▶ _AIM OF THE EXERCISE_
Reproduce all of the data exactly. Images are not to appear in the reply.

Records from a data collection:
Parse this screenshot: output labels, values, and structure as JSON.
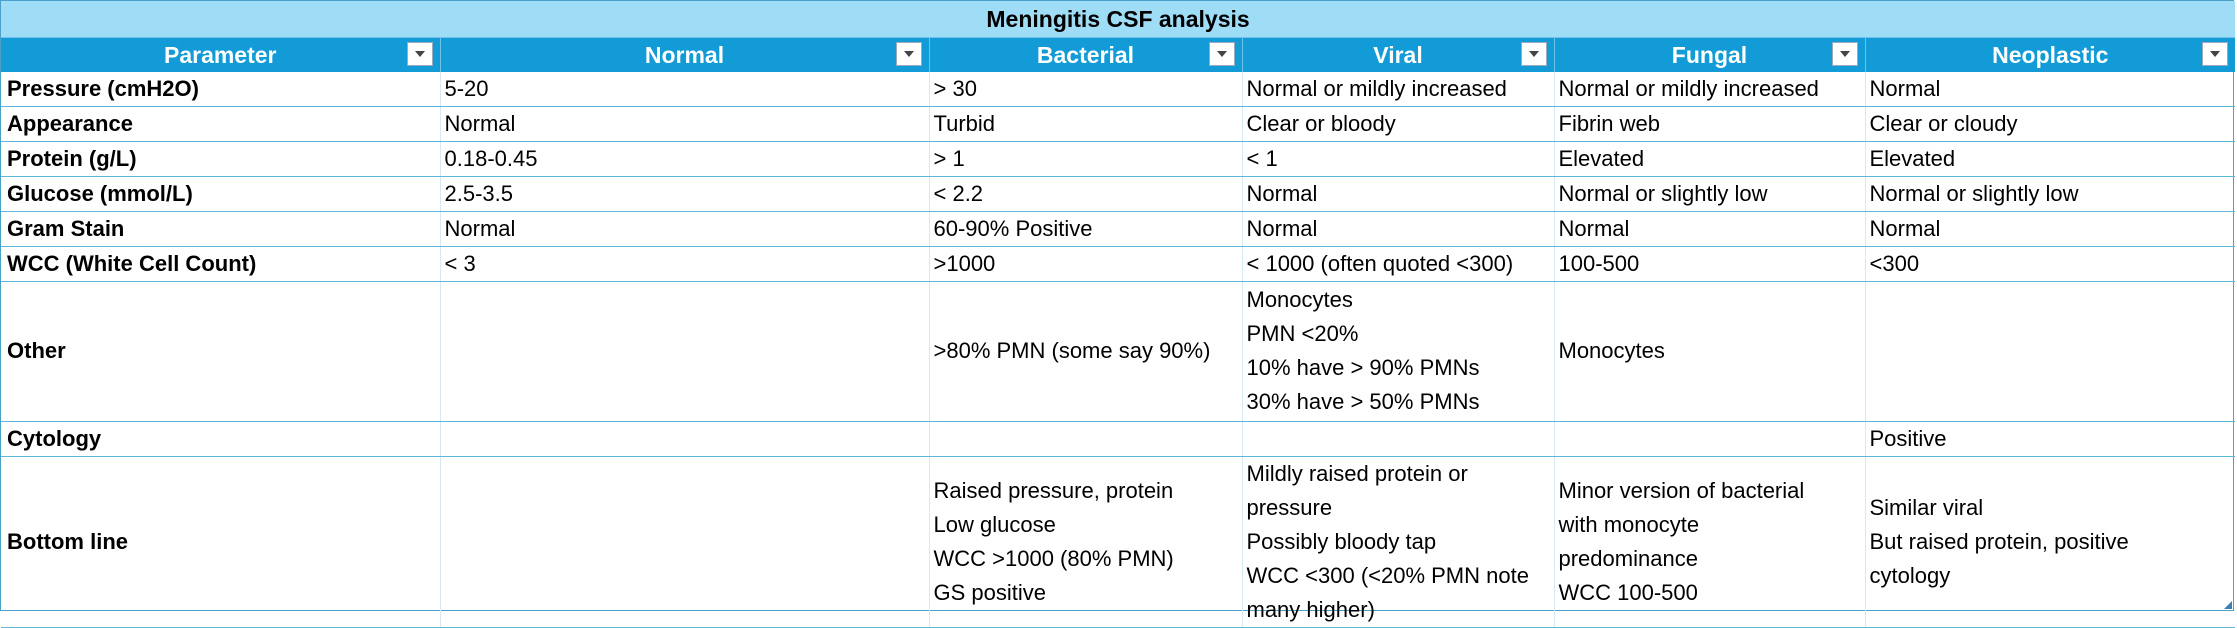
{
  "table": {
    "title": "Meningitis CSF analysis",
    "headers": [
      "Parameter",
      "Normal",
      "Bacterial",
      "Viral",
      "Fungal",
      "Neoplastic"
    ],
    "rows": [
      {
        "cells": [
          [
            "Pressure (cmH2O)"
          ],
          [
            " 5-20"
          ],
          [
            "> 30"
          ],
          [
            "Normal or mildly increased"
          ],
          [
            "Normal or mildly increased"
          ],
          [
            "Normal"
          ]
        ]
      },
      {
        "cells": [
          [
            "Appearance"
          ],
          [
            "Normal"
          ],
          [
            "Turbid"
          ],
          [
            "Clear or bloody"
          ],
          [
            "Fibrin web"
          ],
          [
            "Clear or cloudy"
          ]
        ]
      },
      {
        "cells": [
          [
            "Protein (g/L)"
          ],
          [
            "0.18-0.45"
          ],
          [
            "> 1"
          ],
          [
            "< 1"
          ],
          [
            "Elevated"
          ],
          [
            "Elevated"
          ]
        ]
      },
      {
        "cells": [
          [
            "Glucose (mmol/L)"
          ],
          [
            "2.5-3.5"
          ],
          [
            "< 2.2"
          ],
          [
            "Normal"
          ],
          [
            "Normal or slightly low"
          ],
          [
            "Normal or slightly low"
          ]
        ]
      },
      {
        "cells": [
          [
            "Gram Stain"
          ],
          [
            "Normal"
          ],
          [
            "60-90% Positive"
          ],
          [
            "Normal"
          ],
          [
            "Normal"
          ],
          [
            "Normal"
          ]
        ]
      },
      {
        "cells": [
          [
            "WCC (White Cell Count)"
          ],
          [
            "< 3"
          ],
          [
            ">1000"
          ],
          [
            "< 1000 (often quoted <300)"
          ],
          [
            "100-500"
          ],
          [
            "<300"
          ]
        ]
      },
      {
        "cells": [
          [
            "Other"
          ],
          [
            ""
          ],
          [
            ">80% PMN (some say 90%)"
          ],
          [
            "Monocytes",
            "PMN <20%",
            "10% have > 90% PMNs",
            "30% have > 50% PMNs"
          ],
          [
            "Monocytes"
          ],
          [
            ""
          ]
        ]
      },
      {
        "cells": [
          [
            "Cytology"
          ],
          [
            ""
          ],
          [
            ""
          ],
          [
            ""
          ],
          [
            ""
          ],
          [
            "Positive"
          ]
        ]
      },
      {
        "cells": [
          [
            "Bottom line"
          ],
          [
            ""
          ],
          [
            "Raised pressure, protein",
            "Low glucose",
            "WCC >1000 (80% PMN)",
            "GS positive"
          ],
          [
            "Mildly raised protein or",
            "pressure",
            "Possibly bloody tap",
            "WCC <300 (<20% PMN note",
            "many higher)"
          ],
          [
            "Minor version of bacterial",
            "with monocyte",
            "predominance",
            "WCC 100-500"
          ],
          [
            "Similar viral",
            "But raised protein, positive",
            "cytology"
          ]
        ]
      }
    ]
  },
  "colors": {
    "title_bg": "#9fdcf6",
    "header_bg": "#129bd6",
    "header_text": "#ffffff",
    "border": "#5fb6dc"
  },
  "icons": {
    "filter": "filter-dropdown-icon",
    "resize": "table-resize-handle-icon"
  }
}
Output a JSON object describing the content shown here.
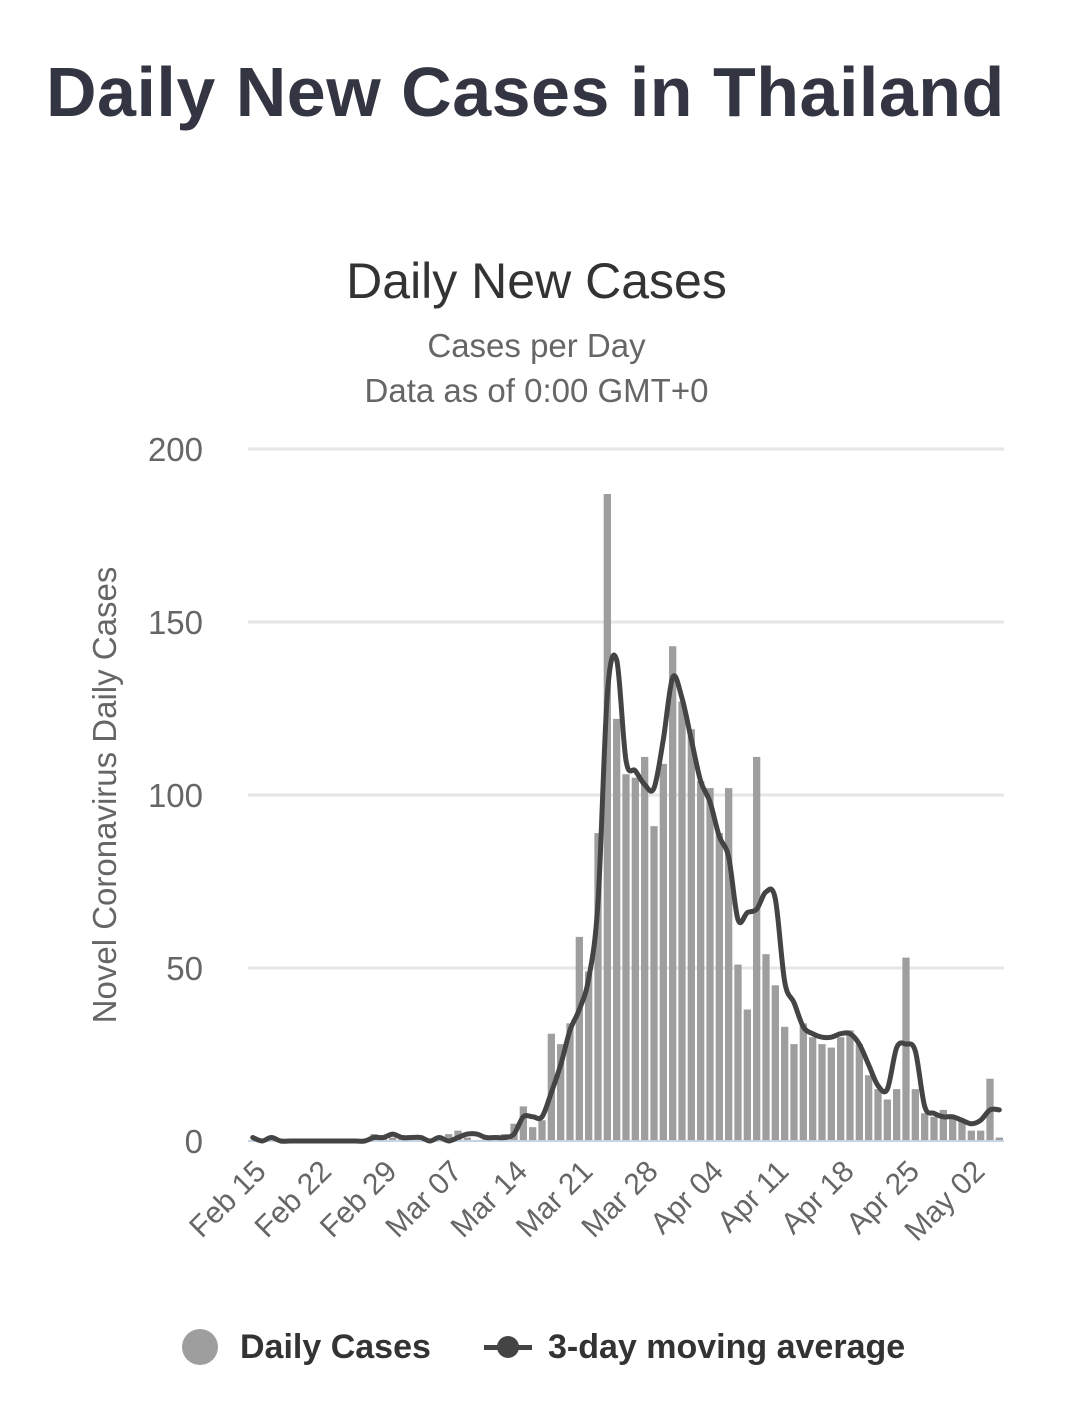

▶ _RESPONSE TO THIS EXERCISE_
Parse this screenshot: output labels, values, and structure as JSON.
{
  "table": {
    "title": "Meningitis CSF analysis",
    "headers": [
      "Parameter",
      "Normal",
      "Bacterial",
      "Viral",
      "Fungal",
      "Neoplastic"
    ],
    "rows": [
      {
        "cells": [
          [
            "Pressure (cmH2O)"
          ],
          [
            " 5-20"
          ],
          [
            "> 30"
          ],
          [
            "Normal or mildly increased"
          ],
          [
            "Normal or mildly increased"
          ],
          [
            "Normal"
          ]
        ]
      },
      {
        "cells": [
          [
            "Appearance"
          ],
          [
            "Normal"
          ],
          [
            "Turbid"
          ],
          [
            "Clear or bloody"
          ],
          [
            "Fibrin web"
          ],
          [
            "Clear or cloudy"
          ]
        ]
      },
      {
        "cells": [
          [
            "Protein (g/L)"
          ],
          [
            "0.18-0.45"
          ],
          [
            "> 1"
          ],
          [
            "< 1"
          ],
          [
            "Elevated"
          ],
          [
            "Elevated"
          ]
        ]
      },
      {
        "cells": [
          [
            "Glucose (mmol/L)"
          ],
          [
            "2.5-3.5"
          ],
          [
            "< 2.2"
          ],
          [
            "Normal"
          ],
          [
            "Normal or slightly low"
          ],
          [
            "Normal or slightly low"
          ]
        ]
      },
      {
        "cells": [
          [
            "Gram Stain"
          ],
          [
            "Normal"
          ],
          [
            "60-90% Positive"
          ],
          [
            "Normal"
          ],
          [
            "Normal"
          ],
          [
            "Normal"
          ]
        ]
      },
      {
        "cells": [
          [
            "WCC (White Cell Count)"
          ],
          [
            "< 3"
          ],
          [
            ">1000"
          ],
          [
            "< 1000 (often quoted <300)"
          ],
          [
            "100-500"
          ],
          [
            "<300"
          ]
        ]
      },
      {
        "cells": [
          [
            "Other"
          ],
          [
            ""
          ],
          [
            ">80% PMN (some say 90%)"
          ],
          [
            "Monocytes",
            "PMN <20%",
            "10% have > 90% PMNs",
            "30% have > 50% PMNs"
          ],
          [
            "Monocytes"
          ],
          [
            ""
          ]
        ]
      },
      {
        "cells": [
          [
            "Cytology"
          ],
          [
            ""
          ],
          [
            ""
          ],
          [
            ""
          ],
          [
            ""
          ],
          [
            "Positive"
          ]
        ]
      },
      {
        "cells": [
          [
            "Bottom line"
          ],
          [
            ""
          ],
          [
            "Raised pressure, protein",
            "Low glucose",
            "WCC >1000 (80% PMN)",
            "GS positive"
          ],
          [
            "Mildly raised protein or",
            "pressure",
            "Possibly bloody tap",
            "WCC <300 (<20% PMN note",
            "many higher)"
          ],
          [
            "Minor version of bacterial",
            "with monocyte",
            "predominance",
            "WCC 100-500"
          ],
          [
            "Similar viral",
            "But raised protein, positive",
            "cytology"
          ]
        ]
      }
    ]
  },
  "colors": {
    "title_bg": "#9fdcf6",
    "header_bg": "#129bd6",
    "header_text": "#ffffff",
    "border": "#5fb6dc"
  },
  "icons": {
    "filter": "filter-dropdown-icon",
    "resize": "table-resize-handle-icon"
  }
}
Output a JSON object describing the content shown here.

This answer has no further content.